Written task: Exactly reproduce the lines from the line containing "Serialize everything readable" to the end of the data below, inclusive, and nothing else.

Provided data:
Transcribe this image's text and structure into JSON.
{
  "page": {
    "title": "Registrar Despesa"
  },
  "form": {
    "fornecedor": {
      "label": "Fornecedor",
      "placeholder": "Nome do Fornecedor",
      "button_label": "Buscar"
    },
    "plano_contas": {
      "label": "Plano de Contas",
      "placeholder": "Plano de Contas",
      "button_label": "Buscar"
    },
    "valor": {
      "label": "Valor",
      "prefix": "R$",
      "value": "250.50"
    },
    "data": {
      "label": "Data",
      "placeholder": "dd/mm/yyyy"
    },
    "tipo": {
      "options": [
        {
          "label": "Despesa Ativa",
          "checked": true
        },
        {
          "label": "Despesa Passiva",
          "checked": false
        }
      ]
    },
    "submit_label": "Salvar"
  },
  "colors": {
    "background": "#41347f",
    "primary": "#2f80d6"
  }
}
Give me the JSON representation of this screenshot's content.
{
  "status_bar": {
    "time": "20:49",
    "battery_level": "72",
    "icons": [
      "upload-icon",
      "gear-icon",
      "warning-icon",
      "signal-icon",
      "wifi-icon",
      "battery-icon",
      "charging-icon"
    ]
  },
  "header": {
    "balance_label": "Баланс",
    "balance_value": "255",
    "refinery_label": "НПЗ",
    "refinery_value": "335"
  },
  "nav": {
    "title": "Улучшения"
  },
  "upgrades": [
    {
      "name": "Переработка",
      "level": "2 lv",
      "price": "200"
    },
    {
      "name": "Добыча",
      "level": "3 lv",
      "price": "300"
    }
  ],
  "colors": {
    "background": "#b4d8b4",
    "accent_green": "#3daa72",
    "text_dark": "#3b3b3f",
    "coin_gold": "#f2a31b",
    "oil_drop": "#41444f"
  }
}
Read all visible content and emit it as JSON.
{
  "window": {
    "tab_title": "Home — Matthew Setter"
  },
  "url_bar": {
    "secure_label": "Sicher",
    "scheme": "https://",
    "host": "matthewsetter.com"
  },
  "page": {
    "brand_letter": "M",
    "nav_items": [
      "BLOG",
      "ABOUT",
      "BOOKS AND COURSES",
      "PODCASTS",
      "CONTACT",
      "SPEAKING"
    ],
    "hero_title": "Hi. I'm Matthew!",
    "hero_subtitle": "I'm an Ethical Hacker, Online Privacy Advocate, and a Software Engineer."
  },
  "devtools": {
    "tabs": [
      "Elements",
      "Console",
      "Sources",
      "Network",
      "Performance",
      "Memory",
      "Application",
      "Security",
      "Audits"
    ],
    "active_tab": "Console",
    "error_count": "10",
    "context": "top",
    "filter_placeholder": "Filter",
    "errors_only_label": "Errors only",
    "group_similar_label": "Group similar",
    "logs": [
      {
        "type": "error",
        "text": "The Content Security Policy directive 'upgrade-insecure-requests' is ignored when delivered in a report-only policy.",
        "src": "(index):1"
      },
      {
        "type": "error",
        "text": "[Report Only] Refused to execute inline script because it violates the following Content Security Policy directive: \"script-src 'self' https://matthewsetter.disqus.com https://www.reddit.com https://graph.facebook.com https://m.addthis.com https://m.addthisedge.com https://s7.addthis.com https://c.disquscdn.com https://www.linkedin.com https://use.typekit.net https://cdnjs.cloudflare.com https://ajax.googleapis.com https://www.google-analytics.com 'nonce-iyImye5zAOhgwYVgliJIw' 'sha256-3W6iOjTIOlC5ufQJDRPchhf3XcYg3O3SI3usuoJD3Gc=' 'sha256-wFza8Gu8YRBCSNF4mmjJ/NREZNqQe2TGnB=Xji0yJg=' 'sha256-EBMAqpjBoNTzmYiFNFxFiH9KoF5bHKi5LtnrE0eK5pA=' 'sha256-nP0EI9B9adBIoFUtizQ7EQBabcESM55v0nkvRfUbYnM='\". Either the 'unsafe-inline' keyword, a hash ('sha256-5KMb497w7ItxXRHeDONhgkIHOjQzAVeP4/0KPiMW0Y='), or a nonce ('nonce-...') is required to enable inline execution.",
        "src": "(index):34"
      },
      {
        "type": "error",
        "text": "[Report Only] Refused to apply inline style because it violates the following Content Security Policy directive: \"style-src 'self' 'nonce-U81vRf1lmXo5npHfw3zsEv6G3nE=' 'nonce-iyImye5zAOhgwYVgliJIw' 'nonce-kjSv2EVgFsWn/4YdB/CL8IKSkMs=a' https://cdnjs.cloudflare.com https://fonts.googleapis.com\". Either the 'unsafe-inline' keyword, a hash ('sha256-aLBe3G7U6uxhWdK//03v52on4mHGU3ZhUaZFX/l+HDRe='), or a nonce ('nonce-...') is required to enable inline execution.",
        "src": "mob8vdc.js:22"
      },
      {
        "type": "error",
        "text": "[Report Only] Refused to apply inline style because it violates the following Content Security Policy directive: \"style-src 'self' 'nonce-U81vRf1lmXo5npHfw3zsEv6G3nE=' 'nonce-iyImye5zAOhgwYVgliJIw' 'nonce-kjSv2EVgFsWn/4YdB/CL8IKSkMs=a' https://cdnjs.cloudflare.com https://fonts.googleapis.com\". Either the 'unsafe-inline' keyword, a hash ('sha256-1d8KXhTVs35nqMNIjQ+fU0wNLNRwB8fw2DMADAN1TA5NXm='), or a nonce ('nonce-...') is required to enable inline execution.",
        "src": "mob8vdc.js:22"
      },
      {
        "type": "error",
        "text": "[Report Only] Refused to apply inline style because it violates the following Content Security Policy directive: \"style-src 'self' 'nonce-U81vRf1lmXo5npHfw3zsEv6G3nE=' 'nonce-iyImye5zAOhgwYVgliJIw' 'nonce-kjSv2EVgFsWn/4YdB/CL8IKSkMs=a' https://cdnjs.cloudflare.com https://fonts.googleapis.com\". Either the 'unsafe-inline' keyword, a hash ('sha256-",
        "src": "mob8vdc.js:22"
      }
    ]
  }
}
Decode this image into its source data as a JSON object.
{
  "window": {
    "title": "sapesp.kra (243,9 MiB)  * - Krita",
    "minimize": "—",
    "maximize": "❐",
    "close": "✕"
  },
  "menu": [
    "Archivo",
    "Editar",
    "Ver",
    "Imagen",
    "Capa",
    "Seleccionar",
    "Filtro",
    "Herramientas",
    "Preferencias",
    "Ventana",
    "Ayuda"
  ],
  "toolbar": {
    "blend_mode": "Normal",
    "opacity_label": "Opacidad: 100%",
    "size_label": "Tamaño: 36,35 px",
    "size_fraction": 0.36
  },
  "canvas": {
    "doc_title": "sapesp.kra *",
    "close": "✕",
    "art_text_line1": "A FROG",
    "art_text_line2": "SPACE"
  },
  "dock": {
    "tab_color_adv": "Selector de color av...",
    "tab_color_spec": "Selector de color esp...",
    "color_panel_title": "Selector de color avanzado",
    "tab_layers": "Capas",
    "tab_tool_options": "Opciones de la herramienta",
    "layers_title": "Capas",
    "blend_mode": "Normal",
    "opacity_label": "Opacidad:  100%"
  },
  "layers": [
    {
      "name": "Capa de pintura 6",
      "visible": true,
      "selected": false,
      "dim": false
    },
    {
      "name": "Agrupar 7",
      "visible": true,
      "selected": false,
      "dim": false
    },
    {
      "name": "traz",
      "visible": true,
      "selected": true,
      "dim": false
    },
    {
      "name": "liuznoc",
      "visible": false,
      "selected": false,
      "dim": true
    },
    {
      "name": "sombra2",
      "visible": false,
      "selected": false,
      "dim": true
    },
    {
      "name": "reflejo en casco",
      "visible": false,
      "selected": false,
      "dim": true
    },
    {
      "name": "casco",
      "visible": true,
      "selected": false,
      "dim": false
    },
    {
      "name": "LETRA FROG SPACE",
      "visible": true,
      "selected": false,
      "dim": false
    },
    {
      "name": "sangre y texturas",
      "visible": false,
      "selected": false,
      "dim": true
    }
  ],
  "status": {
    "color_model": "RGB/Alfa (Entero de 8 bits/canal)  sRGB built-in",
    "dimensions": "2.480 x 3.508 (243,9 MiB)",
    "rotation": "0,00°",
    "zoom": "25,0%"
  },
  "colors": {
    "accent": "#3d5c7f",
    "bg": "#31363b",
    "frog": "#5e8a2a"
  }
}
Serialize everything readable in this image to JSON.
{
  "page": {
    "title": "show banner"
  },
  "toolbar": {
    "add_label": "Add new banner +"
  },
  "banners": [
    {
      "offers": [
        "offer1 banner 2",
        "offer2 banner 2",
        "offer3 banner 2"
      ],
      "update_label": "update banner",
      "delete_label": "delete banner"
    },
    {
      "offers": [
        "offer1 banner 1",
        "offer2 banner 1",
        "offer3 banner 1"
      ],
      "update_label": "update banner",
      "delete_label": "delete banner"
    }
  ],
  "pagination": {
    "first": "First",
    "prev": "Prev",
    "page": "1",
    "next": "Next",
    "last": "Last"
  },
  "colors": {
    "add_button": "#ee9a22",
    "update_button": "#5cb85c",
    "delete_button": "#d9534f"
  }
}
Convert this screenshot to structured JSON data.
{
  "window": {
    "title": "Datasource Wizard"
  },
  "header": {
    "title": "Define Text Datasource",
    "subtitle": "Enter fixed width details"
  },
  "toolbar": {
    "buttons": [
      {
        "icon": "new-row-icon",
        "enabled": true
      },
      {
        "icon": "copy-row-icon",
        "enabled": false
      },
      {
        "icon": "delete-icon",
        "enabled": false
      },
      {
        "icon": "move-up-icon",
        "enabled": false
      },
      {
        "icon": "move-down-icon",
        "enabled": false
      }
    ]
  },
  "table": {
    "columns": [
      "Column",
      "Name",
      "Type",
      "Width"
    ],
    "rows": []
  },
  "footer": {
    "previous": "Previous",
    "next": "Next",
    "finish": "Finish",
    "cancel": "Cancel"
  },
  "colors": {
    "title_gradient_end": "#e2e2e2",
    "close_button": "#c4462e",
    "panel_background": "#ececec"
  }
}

Response for this exercise:
Serialize everything readable in this image to JSON.
{
  "page": {
    "title": "show banner"
  },
  "toolbar": {
    "add_label": "Add new banner +"
  },
  "banners": [
    {
      "offers": [
        "offer1 banner 2",
        "offer2 banner 2",
        "offer3 banner 2"
      ],
      "update_label": "update banner",
      "delete_label": "delete banner"
    },
    {
      "offers": [
        "offer1 banner 1",
        "offer2 banner 1",
        "offer3 banner 1"
      ],
      "update_label": "update banner",
      "delete_label": "delete banner"
    }
  ],
  "pagination": {
    "first": "First",
    "prev": "Prev",
    "page": "1",
    "next": "Next",
    "last": "Last"
  },
  "colors": {
    "add_button": "#ee9a22",
    "update_button": "#5cb85c",
    "delete_button": "#d9534f"
  }
}
Convert this screenshot to structured JSON data.
{
  "window": {
    "title": "Datasource Wizard"
  },
  "header": {
    "title": "Define Text Datasource",
    "subtitle": "Enter fixed width details"
  },
  "toolbar": {
    "buttons": [
      {
        "icon": "new-row-icon",
        "enabled": true
      },
      {
        "icon": "copy-row-icon",
        "enabled": false
      },
      {
        "icon": "delete-icon",
        "enabled": false
      },
      {
        "icon": "move-up-icon",
        "enabled": false
      },
      {
        "icon": "move-down-icon",
        "enabled": false
      }
    ]
  },
  "table": {
    "columns": [
      "Column",
      "Name",
      "Type",
      "Width"
    ],
    "rows": []
  },
  "footer": {
    "previous": "Previous",
    "next": "Next",
    "finish": "Finish",
    "cancel": "Cancel"
  },
  "colors": {
    "title_gradient_end": "#e2e2e2",
    "close_button": "#c4462e",
    "panel_background": "#ececec"
  }
}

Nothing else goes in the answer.